> [RECORD EXCERPTS]
start
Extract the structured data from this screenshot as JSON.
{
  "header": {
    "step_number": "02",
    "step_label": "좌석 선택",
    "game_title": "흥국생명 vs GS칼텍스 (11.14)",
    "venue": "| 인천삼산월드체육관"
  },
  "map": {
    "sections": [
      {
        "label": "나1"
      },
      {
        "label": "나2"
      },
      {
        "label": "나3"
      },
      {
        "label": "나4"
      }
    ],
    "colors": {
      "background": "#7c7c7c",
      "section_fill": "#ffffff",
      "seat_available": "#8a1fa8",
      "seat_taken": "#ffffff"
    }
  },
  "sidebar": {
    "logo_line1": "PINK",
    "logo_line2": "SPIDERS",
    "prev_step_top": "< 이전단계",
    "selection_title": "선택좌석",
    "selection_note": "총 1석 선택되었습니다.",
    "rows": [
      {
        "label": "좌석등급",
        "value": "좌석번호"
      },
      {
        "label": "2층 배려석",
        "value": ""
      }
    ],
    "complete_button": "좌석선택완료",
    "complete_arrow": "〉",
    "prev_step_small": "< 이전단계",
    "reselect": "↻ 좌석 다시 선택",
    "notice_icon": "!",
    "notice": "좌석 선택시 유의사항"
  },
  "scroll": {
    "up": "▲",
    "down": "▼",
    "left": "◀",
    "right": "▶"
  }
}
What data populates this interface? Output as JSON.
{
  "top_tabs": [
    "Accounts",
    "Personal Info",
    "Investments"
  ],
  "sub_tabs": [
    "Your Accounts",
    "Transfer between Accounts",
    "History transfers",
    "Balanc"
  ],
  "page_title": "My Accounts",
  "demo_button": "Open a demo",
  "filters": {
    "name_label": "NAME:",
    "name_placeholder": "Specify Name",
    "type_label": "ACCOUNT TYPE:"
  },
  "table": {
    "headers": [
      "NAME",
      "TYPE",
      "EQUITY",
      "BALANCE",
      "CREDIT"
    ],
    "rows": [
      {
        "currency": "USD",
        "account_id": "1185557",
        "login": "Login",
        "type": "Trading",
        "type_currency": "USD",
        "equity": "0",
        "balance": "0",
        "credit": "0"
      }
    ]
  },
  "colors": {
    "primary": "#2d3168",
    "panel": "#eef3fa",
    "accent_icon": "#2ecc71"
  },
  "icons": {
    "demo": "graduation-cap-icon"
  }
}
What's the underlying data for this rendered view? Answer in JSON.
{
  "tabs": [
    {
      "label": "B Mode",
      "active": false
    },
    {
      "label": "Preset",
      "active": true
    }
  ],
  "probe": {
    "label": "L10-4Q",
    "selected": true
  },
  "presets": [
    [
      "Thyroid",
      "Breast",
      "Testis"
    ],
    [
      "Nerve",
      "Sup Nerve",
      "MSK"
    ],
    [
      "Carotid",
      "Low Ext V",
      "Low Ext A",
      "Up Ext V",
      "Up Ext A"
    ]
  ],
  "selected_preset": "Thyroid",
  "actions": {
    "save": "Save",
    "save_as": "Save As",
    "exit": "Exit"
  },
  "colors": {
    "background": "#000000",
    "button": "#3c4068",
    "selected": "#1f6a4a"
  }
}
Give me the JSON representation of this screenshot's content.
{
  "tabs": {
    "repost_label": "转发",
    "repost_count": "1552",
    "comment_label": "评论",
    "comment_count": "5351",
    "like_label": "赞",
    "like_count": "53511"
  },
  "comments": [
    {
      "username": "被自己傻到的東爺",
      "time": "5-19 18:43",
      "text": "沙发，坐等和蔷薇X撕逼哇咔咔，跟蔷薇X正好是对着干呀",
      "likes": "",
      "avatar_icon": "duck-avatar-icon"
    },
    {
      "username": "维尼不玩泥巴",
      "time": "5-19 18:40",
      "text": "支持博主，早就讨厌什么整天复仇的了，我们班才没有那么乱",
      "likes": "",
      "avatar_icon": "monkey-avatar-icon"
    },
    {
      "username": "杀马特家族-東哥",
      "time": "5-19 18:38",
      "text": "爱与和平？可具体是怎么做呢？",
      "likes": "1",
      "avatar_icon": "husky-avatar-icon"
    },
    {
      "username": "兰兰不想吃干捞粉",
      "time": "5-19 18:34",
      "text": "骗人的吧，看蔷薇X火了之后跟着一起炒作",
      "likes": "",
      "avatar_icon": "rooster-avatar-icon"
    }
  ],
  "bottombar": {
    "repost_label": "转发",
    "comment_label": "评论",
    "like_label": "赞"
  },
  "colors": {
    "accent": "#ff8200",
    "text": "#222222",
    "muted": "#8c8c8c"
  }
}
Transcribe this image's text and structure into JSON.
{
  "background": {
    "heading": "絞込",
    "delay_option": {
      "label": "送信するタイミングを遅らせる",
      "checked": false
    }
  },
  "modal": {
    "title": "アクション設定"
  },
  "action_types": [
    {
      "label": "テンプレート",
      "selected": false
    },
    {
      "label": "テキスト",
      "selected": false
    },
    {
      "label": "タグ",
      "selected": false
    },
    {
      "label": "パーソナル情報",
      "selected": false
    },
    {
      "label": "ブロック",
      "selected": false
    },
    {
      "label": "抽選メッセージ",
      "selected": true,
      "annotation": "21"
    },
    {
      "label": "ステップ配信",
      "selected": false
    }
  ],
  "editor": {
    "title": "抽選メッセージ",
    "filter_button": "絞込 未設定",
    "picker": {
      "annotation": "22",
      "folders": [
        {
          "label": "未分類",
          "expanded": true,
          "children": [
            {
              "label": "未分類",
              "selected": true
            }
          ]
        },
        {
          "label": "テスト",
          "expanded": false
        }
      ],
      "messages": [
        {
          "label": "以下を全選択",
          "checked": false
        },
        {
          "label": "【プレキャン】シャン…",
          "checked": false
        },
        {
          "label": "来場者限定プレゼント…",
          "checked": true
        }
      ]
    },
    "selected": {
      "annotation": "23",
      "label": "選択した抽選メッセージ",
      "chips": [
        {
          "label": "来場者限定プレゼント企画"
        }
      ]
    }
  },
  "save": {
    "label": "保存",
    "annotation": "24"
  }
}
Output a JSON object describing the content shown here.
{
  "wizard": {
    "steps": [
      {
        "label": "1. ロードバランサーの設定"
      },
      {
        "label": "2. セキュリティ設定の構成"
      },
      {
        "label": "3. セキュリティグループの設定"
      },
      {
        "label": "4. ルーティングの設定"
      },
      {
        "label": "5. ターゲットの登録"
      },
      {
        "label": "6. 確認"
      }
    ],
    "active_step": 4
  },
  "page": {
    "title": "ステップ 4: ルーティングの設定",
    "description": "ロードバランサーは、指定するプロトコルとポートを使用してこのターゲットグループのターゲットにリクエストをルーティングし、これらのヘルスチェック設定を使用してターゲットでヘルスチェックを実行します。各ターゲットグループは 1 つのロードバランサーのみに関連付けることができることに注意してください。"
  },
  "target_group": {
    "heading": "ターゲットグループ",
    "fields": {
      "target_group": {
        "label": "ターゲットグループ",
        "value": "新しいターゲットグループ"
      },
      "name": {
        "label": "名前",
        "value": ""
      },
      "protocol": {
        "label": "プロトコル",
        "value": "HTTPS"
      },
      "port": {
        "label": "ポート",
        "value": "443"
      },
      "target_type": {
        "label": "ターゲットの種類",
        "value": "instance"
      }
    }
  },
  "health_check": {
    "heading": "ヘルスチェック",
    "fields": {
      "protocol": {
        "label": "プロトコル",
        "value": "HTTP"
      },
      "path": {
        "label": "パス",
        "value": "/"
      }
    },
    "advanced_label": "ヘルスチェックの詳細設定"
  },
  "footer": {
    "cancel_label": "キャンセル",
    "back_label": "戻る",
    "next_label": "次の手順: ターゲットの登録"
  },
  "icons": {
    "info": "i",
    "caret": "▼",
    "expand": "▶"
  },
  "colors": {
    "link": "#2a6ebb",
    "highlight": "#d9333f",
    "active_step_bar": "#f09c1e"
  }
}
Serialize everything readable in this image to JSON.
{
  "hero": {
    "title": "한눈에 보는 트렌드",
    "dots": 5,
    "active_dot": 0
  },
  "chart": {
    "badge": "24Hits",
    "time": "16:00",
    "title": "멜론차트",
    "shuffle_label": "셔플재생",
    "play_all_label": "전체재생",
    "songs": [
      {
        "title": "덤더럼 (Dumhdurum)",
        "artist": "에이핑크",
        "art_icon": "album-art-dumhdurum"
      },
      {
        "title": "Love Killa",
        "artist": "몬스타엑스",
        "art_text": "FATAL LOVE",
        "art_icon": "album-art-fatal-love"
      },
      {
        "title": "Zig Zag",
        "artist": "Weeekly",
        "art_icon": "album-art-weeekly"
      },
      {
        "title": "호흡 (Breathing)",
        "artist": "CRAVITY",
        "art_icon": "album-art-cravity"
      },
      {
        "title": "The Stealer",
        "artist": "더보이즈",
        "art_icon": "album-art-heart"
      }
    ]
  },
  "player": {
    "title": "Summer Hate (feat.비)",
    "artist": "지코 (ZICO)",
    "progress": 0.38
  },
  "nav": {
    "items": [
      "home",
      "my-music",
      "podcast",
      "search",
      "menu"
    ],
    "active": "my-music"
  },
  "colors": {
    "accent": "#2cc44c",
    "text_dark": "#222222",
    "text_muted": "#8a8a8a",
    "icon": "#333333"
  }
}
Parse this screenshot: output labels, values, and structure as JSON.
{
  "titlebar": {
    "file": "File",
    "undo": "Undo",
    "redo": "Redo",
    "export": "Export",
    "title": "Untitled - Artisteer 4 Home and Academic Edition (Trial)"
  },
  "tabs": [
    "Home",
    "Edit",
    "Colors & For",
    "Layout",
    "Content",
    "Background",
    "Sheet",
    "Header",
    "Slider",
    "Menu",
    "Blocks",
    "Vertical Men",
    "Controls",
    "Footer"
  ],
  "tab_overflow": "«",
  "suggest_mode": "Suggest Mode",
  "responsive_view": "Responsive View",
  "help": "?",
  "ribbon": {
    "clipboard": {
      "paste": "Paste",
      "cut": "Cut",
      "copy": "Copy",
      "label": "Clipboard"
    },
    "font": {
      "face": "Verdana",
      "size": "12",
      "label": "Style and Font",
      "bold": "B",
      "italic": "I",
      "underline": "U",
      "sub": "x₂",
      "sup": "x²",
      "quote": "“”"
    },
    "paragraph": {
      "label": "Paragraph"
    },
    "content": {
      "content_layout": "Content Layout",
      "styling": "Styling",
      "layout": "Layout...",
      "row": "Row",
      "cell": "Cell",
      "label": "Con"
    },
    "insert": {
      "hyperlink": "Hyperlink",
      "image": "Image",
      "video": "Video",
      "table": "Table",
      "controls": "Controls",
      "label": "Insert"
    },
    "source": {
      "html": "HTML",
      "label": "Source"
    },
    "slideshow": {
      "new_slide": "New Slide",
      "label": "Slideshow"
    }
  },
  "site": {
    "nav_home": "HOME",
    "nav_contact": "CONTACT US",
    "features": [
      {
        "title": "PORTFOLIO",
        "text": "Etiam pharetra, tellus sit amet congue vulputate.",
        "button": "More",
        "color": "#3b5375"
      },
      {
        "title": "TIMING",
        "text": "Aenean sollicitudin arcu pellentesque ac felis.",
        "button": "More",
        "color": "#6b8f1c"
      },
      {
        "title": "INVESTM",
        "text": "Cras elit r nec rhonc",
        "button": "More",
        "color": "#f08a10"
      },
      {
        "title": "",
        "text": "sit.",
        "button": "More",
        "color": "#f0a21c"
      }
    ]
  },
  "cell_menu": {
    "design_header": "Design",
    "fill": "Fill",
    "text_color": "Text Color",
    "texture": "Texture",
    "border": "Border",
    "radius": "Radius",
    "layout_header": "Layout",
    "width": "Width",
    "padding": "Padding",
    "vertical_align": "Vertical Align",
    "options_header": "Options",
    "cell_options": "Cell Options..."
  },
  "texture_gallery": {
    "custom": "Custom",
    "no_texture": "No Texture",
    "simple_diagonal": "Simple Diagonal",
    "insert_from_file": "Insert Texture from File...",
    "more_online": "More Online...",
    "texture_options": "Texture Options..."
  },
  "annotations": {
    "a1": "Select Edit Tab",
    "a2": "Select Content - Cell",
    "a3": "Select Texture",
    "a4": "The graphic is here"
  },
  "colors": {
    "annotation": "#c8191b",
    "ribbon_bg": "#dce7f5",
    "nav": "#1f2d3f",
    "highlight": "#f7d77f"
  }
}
end
> [WRITTEN TASK]
Your task is to list each line of the records with the word "checked".

> [COMPLETE OUTPUT]
      "checked": false
          "checked": false
          "checked": false
          "checked": true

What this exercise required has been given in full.